# Material supplied:
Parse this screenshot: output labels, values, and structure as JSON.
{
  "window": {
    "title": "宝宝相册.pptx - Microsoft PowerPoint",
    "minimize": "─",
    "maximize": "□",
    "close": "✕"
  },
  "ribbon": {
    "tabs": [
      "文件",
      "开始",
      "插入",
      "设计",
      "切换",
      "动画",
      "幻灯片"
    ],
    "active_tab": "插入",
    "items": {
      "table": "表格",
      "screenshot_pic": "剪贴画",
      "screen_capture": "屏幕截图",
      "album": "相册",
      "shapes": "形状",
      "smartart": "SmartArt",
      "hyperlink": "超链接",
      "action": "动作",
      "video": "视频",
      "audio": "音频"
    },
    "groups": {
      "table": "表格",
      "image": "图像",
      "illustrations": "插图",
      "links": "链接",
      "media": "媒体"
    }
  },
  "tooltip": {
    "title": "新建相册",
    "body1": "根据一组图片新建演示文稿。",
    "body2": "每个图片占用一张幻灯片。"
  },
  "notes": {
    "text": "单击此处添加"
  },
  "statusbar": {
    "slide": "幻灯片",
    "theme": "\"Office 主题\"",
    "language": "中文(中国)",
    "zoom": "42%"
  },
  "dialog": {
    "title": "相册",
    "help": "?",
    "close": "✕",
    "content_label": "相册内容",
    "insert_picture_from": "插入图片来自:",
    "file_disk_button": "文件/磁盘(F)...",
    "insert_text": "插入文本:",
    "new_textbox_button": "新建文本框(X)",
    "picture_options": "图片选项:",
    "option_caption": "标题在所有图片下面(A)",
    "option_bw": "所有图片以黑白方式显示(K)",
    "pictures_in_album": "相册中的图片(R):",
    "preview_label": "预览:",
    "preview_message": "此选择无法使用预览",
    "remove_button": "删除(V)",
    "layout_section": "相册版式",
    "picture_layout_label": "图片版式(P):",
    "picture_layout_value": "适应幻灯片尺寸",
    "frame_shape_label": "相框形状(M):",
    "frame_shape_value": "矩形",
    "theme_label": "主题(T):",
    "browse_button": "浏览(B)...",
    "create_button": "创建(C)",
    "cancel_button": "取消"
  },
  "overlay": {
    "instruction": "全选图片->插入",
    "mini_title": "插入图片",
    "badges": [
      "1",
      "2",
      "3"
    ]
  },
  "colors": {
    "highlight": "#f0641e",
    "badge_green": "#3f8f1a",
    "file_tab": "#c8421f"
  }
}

# Written problem:
Return the listing above in its exact form.

# Response below:
Parse this screenshot: output labels, values, and structure as JSON.
{
  "window": {
    "title": "宝宝相册.pptx - Microsoft PowerPoint",
    "minimize": "─",
    "maximize": "□",
    "close": "✕"
  },
  "ribbon": {
    "tabs": [
      "文件",
      "开始",
      "插入",
      "设计",
      "切换",
      "动画",
      "幻灯片"
    ],
    "active_tab": "插入",
    "items": {
      "table": "表格",
      "screenshot_pic": "剪贴画",
      "screen_capture": "屏幕截图",
      "album": "相册",
      "shapes": "形状",
      "smartart": "SmartArt",
      "hyperlink": "超链接",
      "action": "动作",
      "video": "视频",
      "audio": "音频"
    },
    "groups": {
      "table": "表格",
      "image": "图像",
      "illustrations": "插图",
      "links": "链接",
      "media": "媒体"
    }
  },
  "tooltip": {
    "title": "新建相册",
    "body1": "根据一组图片新建演示文稿。",
    "body2": "每个图片占用一张幻灯片。"
  },
  "notes": {
    "text": "单击此处添加"
  },
  "statusbar": {
    "slide": "幻灯片",
    "theme": "\"Office 主题\"",
    "language": "中文(中国)",
    "zoom": "42%"
  },
  "dialog": {
    "title": "相册",
    "help": "?",
    "close": "✕",
    "content_label": "相册内容",
    "insert_picture_from": "插入图片来自:",
    "file_disk_button": "文件/磁盘(F)...",
    "insert_text": "插入文本:",
    "new_textbox_button": "新建文本框(X)",
    "picture_options": "图片选项:",
    "option_caption": "标题在所有图片下面(A)",
    "option_bw": "所有图片以黑白方式显示(K)",
    "pictures_in_album": "相册中的图片(R):",
    "preview_label": "预览:",
    "preview_message": "此选择无法使用预览",
    "remove_button": "删除(V)",
    "layout_section": "相册版式",
    "picture_layout_label": "图片版式(P):",
    "picture_layout_value": "适应幻灯片尺寸",
    "frame_shape_label": "相框形状(M):",
    "frame_shape_value": "矩形",
    "theme_label": "主题(T):",
    "browse_button": "浏览(B)...",
    "create_button": "创建(C)",
    "cancel_button": "取消"
  },
  "overlay": {
    "instruction": "全选图片->插入",
    "mini_title": "插入图片",
    "badges": [
      "1",
      "2",
      "3"
    ]
  },
  "colors": {
    "highlight": "#f0641e",
    "badge_green": "#3f8f1a",
    "file_tab": "#c8421f"
  }
}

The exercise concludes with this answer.